(Data excerpts)
★ ★ ★ ★ ★

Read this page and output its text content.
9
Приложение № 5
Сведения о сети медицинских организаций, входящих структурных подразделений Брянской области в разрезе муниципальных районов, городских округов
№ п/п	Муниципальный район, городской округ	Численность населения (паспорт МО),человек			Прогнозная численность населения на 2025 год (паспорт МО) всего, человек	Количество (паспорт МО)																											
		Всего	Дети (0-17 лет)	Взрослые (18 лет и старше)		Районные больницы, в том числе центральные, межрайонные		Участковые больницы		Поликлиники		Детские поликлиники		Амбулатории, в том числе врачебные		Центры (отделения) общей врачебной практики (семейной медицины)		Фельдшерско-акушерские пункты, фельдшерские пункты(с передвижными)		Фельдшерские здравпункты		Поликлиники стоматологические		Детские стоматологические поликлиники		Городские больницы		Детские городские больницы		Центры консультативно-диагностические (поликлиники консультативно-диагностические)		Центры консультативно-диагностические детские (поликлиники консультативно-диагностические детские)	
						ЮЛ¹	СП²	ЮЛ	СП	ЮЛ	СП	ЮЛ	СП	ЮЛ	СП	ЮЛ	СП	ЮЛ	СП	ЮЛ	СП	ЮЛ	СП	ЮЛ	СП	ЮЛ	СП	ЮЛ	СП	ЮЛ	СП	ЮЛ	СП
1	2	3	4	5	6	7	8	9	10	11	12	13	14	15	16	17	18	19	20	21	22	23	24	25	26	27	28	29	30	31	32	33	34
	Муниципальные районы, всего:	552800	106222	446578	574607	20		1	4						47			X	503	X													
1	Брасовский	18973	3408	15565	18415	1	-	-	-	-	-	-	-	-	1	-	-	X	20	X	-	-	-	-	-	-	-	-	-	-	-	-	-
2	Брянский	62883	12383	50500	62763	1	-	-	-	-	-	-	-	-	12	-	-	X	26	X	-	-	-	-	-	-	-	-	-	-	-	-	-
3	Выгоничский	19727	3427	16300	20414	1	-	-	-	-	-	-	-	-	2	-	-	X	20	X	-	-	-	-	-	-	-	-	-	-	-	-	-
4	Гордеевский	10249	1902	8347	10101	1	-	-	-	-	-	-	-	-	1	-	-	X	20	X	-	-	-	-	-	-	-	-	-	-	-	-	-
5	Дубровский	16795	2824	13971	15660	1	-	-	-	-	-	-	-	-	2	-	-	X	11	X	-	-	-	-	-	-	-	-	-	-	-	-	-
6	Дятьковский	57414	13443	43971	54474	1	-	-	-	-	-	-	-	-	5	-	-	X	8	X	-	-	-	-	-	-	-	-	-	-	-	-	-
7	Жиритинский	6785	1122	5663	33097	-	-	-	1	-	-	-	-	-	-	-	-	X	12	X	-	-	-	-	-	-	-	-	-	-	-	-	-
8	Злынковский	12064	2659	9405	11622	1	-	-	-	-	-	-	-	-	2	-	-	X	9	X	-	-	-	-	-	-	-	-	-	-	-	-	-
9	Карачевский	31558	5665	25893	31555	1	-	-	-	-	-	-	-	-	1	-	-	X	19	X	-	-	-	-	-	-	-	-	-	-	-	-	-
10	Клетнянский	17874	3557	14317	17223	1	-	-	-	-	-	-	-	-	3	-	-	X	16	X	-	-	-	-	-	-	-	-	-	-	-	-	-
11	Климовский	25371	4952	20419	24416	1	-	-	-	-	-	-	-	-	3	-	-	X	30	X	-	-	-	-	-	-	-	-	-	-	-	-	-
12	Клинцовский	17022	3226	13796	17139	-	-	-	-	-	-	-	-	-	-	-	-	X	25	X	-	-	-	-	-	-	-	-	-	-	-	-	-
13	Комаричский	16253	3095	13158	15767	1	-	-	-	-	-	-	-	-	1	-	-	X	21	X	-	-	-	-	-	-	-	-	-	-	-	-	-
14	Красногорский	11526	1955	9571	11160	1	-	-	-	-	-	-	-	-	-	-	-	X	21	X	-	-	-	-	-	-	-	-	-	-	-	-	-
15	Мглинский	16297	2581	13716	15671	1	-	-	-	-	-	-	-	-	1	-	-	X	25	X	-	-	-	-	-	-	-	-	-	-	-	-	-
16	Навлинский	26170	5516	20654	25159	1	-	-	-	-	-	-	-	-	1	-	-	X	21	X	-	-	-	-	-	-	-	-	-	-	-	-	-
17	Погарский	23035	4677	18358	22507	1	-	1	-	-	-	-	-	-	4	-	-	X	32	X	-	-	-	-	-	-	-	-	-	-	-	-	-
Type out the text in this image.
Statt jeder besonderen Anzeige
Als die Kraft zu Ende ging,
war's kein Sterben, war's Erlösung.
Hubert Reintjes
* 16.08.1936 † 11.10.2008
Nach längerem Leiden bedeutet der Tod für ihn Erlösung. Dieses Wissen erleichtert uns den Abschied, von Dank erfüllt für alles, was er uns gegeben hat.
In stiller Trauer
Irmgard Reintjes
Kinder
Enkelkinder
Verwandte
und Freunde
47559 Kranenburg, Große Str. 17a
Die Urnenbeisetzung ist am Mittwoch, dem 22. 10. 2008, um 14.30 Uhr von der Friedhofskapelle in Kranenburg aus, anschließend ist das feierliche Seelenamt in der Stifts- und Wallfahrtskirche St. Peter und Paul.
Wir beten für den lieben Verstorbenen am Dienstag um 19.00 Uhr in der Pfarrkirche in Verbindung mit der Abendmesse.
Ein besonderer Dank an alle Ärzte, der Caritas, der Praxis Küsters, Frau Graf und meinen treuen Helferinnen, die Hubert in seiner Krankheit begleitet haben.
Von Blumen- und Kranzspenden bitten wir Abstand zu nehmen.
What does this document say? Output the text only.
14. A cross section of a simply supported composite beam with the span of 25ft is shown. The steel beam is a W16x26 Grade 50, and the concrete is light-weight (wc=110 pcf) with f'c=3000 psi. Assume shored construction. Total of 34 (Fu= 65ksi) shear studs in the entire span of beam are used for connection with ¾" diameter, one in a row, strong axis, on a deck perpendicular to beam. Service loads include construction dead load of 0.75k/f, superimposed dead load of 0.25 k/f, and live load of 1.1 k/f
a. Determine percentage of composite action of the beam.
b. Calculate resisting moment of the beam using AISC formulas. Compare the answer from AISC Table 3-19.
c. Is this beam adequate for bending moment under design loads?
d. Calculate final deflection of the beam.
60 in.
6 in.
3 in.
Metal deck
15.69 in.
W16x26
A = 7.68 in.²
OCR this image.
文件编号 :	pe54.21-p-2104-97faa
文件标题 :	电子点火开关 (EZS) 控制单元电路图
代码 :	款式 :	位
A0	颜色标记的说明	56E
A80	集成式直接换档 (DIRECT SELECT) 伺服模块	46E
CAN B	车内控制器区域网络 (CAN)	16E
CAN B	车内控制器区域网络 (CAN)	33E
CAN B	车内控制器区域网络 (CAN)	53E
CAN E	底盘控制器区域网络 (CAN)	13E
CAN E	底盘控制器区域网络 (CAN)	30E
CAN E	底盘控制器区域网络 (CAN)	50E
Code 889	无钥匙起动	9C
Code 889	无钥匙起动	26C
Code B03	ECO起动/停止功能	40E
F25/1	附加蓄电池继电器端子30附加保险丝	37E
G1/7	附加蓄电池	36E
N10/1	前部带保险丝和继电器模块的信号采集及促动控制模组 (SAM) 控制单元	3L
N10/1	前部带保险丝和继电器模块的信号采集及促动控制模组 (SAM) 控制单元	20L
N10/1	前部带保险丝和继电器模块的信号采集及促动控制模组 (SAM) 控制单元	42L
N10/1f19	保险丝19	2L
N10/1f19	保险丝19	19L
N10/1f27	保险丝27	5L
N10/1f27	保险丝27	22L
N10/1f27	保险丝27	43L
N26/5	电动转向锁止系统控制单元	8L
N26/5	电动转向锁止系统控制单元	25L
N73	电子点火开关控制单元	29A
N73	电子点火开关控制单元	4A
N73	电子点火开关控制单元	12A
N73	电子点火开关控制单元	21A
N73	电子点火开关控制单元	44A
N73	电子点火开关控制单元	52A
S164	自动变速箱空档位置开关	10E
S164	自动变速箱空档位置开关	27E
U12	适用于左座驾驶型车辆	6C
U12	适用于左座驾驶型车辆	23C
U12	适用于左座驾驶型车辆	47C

★ ★ ★ ★ ★

### Exercise goal
For this exercise, gather every line of the data that contains the word "deck".

### Task result
14. A cross section of a simply supported composite beam with the span of 25ft is shown. The steel beam is a W16x26 Grade 50, and the concrete is light-weight (wc=110 pcf) with f'c=3000 psi. Assume shored construction. Total of 34 (Fu= 65ksi) shear studs in the entire span of beam are used for connection with ¾" diameter, one in a row, strong axis, on a deck perpendicular to beam. Service loads include construction dead load of 0.75k/f, superimposed dead load of 0.25 k/f, and live load of 1.1 k/f
Metal deck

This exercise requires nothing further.